Exercise details: Copy out the lines below word for word, starting at the line that has "scale bar: top right: 1,000" and ending after the line that has "formula WD2: 2 bbox=[397, 311, 403, 323]".

Supplied material:

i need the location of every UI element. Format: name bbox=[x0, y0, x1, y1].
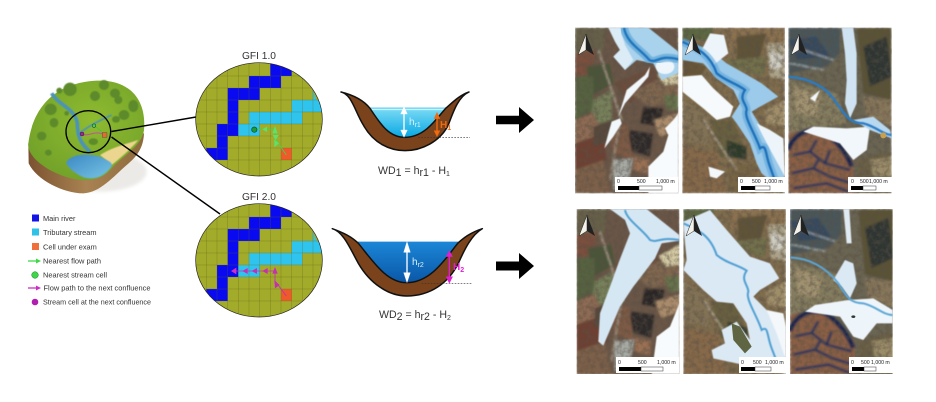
scale bar: top right: 1,000 m bbox=[869, 179, 888, 185]
formula WD1: r1 bbox=[420, 167, 429, 179]
formula WD2: 2 bbox=[447, 315, 451, 322]
north arrow: bottom right bbox=[793, 215, 809, 236]
north arrow: top left bbox=[578, 34, 594, 55]
formula WD2: 2 bbox=[397, 311, 403, 323]
scale bar: bottom center: 0 bbox=[741, 360, 744, 366]
legend: main river: Main river bbox=[43, 214, 76, 223]
scale bar: bottom right: 0 bbox=[851, 360, 854, 366]
scale bar: top right bbox=[848, 177, 892, 192]
streams bbox=[52, 93, 90, 152]
formula WD1: 1 bbox=[396, 167, 402, 179]
depth arrow hr1 bbox=[401, 107, 407, 137]
formula WD1: 1 bbox=[446, 171, 450, 178]
arrow to top maps bbox=[496, 107, 534, 133]
scale bar: top right: 500 bbox=[860, 179, 869, 185]
map: bottom left bbox=[576, 209, 680, 375]
lens path markers bbox=[82, 133, 105, 135]
heading: GFI 1.0: GFI 1.0 bbox=[242, 51, 276, 62]
map: bottom center bbox=[683, 209, 786, 375]
scale bar: bottom center: 500 bbox=[753, 360, 762, 366]
grid: GFI 1.0 bbox=[195, 60, 325, 177]
top map row bbox=[575, 28, 892, 193]
legend: flow path to next confluence: Flow path to the next confluence bbox=[44, 284, 150, 292]
lens circle bbox=[66, 111, 111, 153]
channel cross-section 2 bbox=[332, 229, 482, 296]
trees bbox=[37, 80, 138, 156]
formula WD2: r2 bbox=[421, 311, 430, 323]
height arrow H1 bbox=[434, 112, 440, 137]
label H1: 1 bbox=[447, 125, 451, 132]
north arrow: top center bbox=[685, 34, 701, 55]
island illustration bbox=[28, 80, 147, 193]
label hr1: h bbox=[409, 117, 415, 128]
label hr2: r2 bbox=[418, 262, 424, 269]
scale bar: top left: 1,000 m bbox=[656, 179, 675, 185]
scale bar: bottom right: 1,000 m bbox=[871, 360, 890, 366]
scale bar: top center: 500 bbox=[752, 179, 761, 185]
scale bar: bottom left: 500 bbox=[638, 360, 647, 366]
north arrow: bottom left bbox=[579, 215, 595, 236]
legend: nearest flow path: Nearest flow path bbox=[43, 256, 101, 266]
legend bbox=[28, 214, 151, 306]
sand bbox=[100, 140, 138, 165]
scale bar: bottom right: 500 bbox=[861, 360, 870, 366]
scale bar: top left: 500 bbox=[637, 179, 646, 185]
depth arrow hr2 bbox=[404, 242, 410, 283]
legend: stream cell at next confluence: Stream cell at the next confluence bbox=[43, 298, 151, 306]
north arrow: bottom center bbox=[686, 215, 702, 236]
label H2: H bbox=[453, 262, 460, 273]
formula WD1: - H bbox=[429, 165, 446, 177]
scale bar: bottom right bbox=[849, 357, 893, 373]
north arrows and scale bars bbox=[578, 34, 893, 373]
formula WD1: = h bbox=[402, 165, 420, 177]
legend: tributary stream: Tributary stream bbox=[43, 228, 97, 237]
scale bar: bottom left: 1,000 m bbox=[657, 360, 676, 366]
legend: nearest stream cell: Nearest stream cell bbox=[43, 270, 107, 280]
channel cross-section 1 bbox=[341, 92, 470, 151]
heading: GFI 2.0: GFI 2.0 bbox=[242, 192, 276, 203]
label hr1: r1 bbox=[415, 122, 421, 129]
north arrow: top right bbox=[791, 34, 807, 55]
connector line to GFI 1.0 bbox=[112, 117, 196, 132]
confluence flow path arrows bbox=[231, 267, 286, 296]
label H2: 2 bbox=[460, 267, 464, 274]
formula WD2: WD bbox=[379, 309, 397, 321]
scale bar: bottom center bbox=[739, 357, 786, 373]
scale bar: top left bbox=[615, 177, 678, 192]
label hr2: h bbox=[412, 257, 418, 268]
grid: GFI 2.0 bbox=[195, 201, 325, 318]
formula WD1: WD bbox=[378, 165, 396, 177]
scale bar: top left: 0 bbox=[617, 179, 620, 185]
scale bar: bottom left: 0 bbox=[618, 360, 621, 366]
bottom map row bbox=[576, 209, 893, 375]
map: bottom right bbox=[790, 209, 893, 375]
scale bar: top center: 0 bbox=[740, 179, 743, 185]
legend: cell under exam: Cell under exam bbox=[43, 242, 97, 252]
formula WD2: = h bbox=[403, 309, 421, 321]
map: top center bbox=[682, 28, 785, 193]
lake bbox=[66, 155, 112, 178]
label H1: H bbox=[440, 120, 447, 131]
scale bar: bottom center: 1,000 m bbox=[765, 360, 784, 366]
arrow to bottom maps bbox=[496, 253, 534, 279]
scale bar: top right: 0 bbox=[851, 179, 854, 185]
scale bar: top center bbox=[738, 177, 785, 192]
formula WD2: - H bbox=[430, 309, 447, 321]
scale bar: top center: 1,000 m bbox=[764, 179, 783, 185]
height arrow H2 bbox=[446, 251, 453, 283]
connector line to GFI 2.0 bbox=[112, 137, 220, 214]
map: top right bbox=[788, 28, 892, 193]
nearest flow path arrows bbox=[252, 126, 286, 155]
map: top left bbox=[575, 28, 678, 193]
scale bar: bottom left bbox=[616, 357, 679, 373]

Reply to the exercise:
scale bar: top right: 1,000 m bbox=[869, 179, 888, 185]
formula WD1: r1 bbox=[420, 167, 429, 179]
formula WD2: 2 bbox=[447, 315, 451, 322]
north arrow: bottom right bbox=[793, 215, 809, 236]
north arrow: top left bbox=[578, 34, 594, 55]
formula WD2: 2 bbox=[397, 311, 403, 323]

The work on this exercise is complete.